> [DATA LINES]:
%%
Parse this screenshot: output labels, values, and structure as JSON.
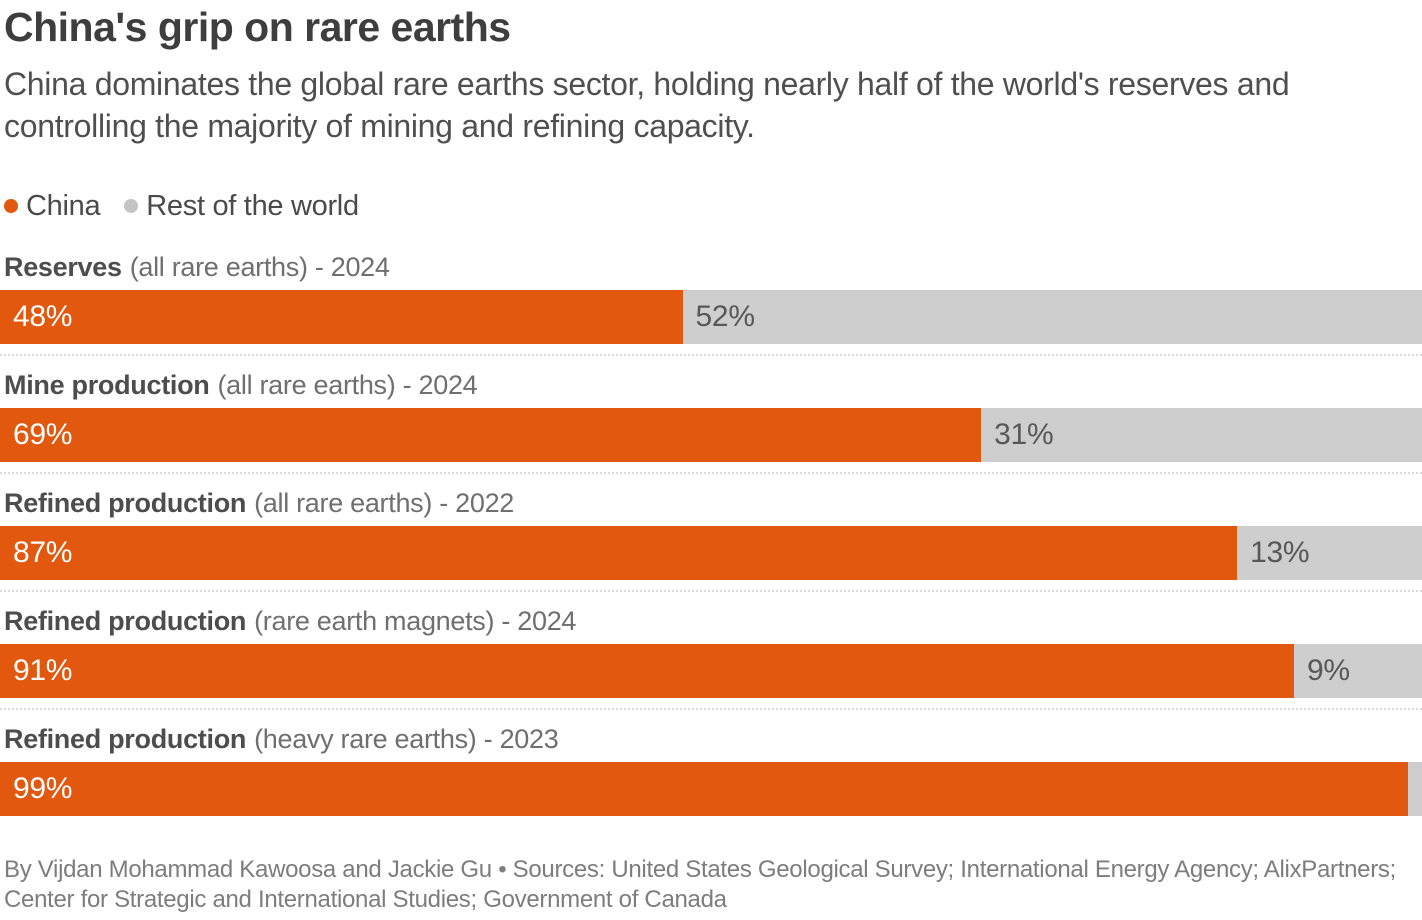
{
  "title": "China's grip on rare earths",
  "subtitle": "China dominates the global rare earths sector, holding nearly half of the world's reserves and controlling the majority of mining and refining capacity.",
  "legend": [
    {
      "label": "China",
      "color": "#e2580e"
    },
    {
      "label": "Rest of the world",
      "color": "#c4c4c4"
    }
  ],
  "colors": {
    "china": "#e2580e",
    "rest": "#cecece"
  },
  "chart_data": {
    "type": "bar",
    "orientation": "horizontal-stacked",
    "unit": "%",
    "series": [
      {
        "name": "China",
        "values": [
          48,
          69,
          87,
          91,
          99
        ]
      },
      {
        "name": "Rest of the world",
        "values": [
          52,
          31,
          13,
          9,
          1
        ]
      }
    ],
    "rows": [
      {
        "metric": "Reserves",
        "qualifier": "(all rare earths) - 2024",
        "china": 48,
        "rest": 52,
        "china_label": "48%",
        "rest_label": "52%"
      },
      {
        "metric": "Mine production",
        "qualifier": "(all rare earths) - 2024",
        "china": 69,
        "rest": 31,
        "china_label": "69%",
        "rest_label": "31%"
      },
      {
        "metric": "Refined production",
        "qualifier": "(all rare earths) - 2022",
        "china": 87,
        "rest": 13,
        "china_label": "87%",
        "rest_label": "13%"
      },
      {
        "metric": "Refined production",
        "qualifier": "(rare earth magnets) - 2024",
        "china": 91,
        "rest": 9,
        "china_label": "91%",
        "rest_label": "9%"
      },
      {
        "metric": "Refined production",
        "qualifier": "(heavy rare earths) - 2023",
        "china": 99,
        "rest": 1,
        "china_label": "99%",
        "rest_label": ""
      }
    ]
  },
  "footer": {
    "line1": "By Vijdan Mohammad Kawoosa and Jackie Gu • Sources: United States Geological Survey; International Energy Agency; AlixPartners;",
    "line2": "Center for Strategic and International Studies; Government of Canada"
  }
}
%%
> [TASK BRIEF]: Using the material above, return every line exactly as it appears, minus the pictures.

> [SOLUTION FOR THIS TASK]:
Parse this screenshot: output labels, values, and structure as JSON.
{
  "title": "China's grip on rare earths",
  "subtitle": "China dominates the global rare earths sector, holding nearly half of the world's reserves and controlling the majority of mining and refining capacity.",
  "legend": [
    {
      "label": "China",
      "color": "#e2580e"
    },
    {
      "label": "Rest of the world",
      "color": "#c4c4c4"
    }
  ],
  "colors": {
    "china": "#e2580e",
    "rest": "#cecece"
  },
  "chart_data": {
    "type": "bar",
    "orientation": "horizontal-stacked",
    "unit": "%",
    "series": [
      {
        "name": "China",
        "values": [
          48,
          69,
          87,
          91,
          99
        ]
      },
      {
        "name": "Rest of the world",
        "values": [
          52,
          31,
          13,
          9,
          1
        ]
      }
    ],
    "rows": [
      {
        "metric": "Reserves",
        "qualifier": "(all rare earths) - 2024",
        "china": 48,
        "rest": 52,
        "china_label": "48%",
        "rest_label": "52%"
      },
      {
        "metric": "Mine production",
        "qualifier": "(all rare earths) - 2024",
        "china": 69,
        "rest": 31,
        "china_label": "69%",
        "rest_label": "31%"
      },
      {
        "metric": "Refined production",
        "qualifier": "(all rare earths) - 2022",
        "china": 87,
        "rest": 13,
        "china_label": "87%",
        "rest_label": "13%"
      },
      {
        "metric": "Refined production",
        "qualifier": "(rare earth magnets) - 2024",
        "china": 91,
        "rest": 9,
        "china_label": "91%",
        "rest_label": "9%"
      },
      {
        "metric": "Refined production",
        "qualifier": "(heavy rare earths) - 2023",
        "china": 99,
        "rest": 1,
        "china_label": "99%",
        "rest_label": ""
      }
    ]
  },
  "footer": {
    "line1": "By Vijdan Mohammad Kawoosa and Jackie Gu • Sources: United States Geological Survey; International Energy Agency; AlixPartners;",
    "line2": "Center for Strategic and International Studies; Government of Canada"
  }
}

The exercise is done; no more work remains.